* [Stated problem]: Locate the word "name" in the material, then show every line that holds it.

[Figure dataset records]

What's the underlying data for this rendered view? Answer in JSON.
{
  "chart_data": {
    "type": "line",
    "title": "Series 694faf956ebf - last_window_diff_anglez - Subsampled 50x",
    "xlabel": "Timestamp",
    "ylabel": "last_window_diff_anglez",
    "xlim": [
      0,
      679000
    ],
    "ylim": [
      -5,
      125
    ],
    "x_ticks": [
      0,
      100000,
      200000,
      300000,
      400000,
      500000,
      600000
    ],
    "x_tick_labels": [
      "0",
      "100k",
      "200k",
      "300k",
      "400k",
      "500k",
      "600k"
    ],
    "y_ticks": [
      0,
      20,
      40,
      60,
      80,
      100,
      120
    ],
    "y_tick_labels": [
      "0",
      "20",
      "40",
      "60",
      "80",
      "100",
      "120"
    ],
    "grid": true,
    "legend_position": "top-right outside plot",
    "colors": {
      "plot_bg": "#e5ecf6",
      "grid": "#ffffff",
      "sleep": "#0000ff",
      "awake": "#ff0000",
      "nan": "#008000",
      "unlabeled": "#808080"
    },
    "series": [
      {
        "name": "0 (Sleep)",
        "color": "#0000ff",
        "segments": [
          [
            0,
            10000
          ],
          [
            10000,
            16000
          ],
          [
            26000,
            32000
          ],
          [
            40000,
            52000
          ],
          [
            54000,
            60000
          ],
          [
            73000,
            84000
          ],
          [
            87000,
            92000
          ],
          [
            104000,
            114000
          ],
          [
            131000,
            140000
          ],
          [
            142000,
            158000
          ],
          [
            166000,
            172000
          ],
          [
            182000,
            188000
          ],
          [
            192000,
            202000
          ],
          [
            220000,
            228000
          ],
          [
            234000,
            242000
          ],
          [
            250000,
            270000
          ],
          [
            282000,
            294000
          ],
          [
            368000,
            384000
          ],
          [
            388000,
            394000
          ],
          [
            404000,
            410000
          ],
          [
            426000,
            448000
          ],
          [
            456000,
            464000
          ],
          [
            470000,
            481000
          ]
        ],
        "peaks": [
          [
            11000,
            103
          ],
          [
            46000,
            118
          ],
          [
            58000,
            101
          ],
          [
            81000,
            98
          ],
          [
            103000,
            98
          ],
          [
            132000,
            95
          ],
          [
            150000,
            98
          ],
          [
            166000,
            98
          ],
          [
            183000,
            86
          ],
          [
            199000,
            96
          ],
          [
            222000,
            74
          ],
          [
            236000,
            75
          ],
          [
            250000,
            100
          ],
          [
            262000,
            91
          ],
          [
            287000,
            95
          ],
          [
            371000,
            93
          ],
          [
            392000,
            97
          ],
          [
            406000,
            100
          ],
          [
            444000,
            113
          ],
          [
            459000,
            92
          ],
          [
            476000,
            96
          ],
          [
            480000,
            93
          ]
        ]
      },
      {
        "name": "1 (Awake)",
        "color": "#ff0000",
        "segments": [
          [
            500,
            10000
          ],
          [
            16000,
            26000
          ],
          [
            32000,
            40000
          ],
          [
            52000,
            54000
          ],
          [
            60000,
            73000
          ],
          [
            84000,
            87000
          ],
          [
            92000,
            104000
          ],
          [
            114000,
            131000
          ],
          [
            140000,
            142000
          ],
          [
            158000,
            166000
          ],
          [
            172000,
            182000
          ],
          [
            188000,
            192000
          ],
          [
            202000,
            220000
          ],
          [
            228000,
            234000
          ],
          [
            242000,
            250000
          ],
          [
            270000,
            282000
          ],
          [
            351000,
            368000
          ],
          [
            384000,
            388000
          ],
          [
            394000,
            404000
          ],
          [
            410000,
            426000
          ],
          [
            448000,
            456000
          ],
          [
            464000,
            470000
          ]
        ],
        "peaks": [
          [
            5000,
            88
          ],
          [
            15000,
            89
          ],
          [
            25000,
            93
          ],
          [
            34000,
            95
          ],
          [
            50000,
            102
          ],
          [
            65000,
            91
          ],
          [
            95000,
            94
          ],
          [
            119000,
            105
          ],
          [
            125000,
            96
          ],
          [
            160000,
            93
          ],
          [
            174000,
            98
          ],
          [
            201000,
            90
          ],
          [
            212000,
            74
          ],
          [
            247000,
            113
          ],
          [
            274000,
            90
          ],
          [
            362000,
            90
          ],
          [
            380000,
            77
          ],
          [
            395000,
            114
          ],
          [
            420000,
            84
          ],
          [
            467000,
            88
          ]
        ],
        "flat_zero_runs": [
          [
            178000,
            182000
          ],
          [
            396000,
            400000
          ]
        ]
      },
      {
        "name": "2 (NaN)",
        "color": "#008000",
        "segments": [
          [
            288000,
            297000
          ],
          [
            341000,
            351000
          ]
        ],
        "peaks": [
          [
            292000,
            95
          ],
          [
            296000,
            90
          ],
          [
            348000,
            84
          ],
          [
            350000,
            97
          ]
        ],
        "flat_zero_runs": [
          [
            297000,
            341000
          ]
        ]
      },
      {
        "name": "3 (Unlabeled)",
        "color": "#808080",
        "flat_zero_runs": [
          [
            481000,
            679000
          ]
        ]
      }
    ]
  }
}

* [Response to this exercise]:
        "name": "0 (Sleep)",
        "name": "1 (Awake)",
        "name": "2 (NaN)",
        "name": "3 (Unlabeled)",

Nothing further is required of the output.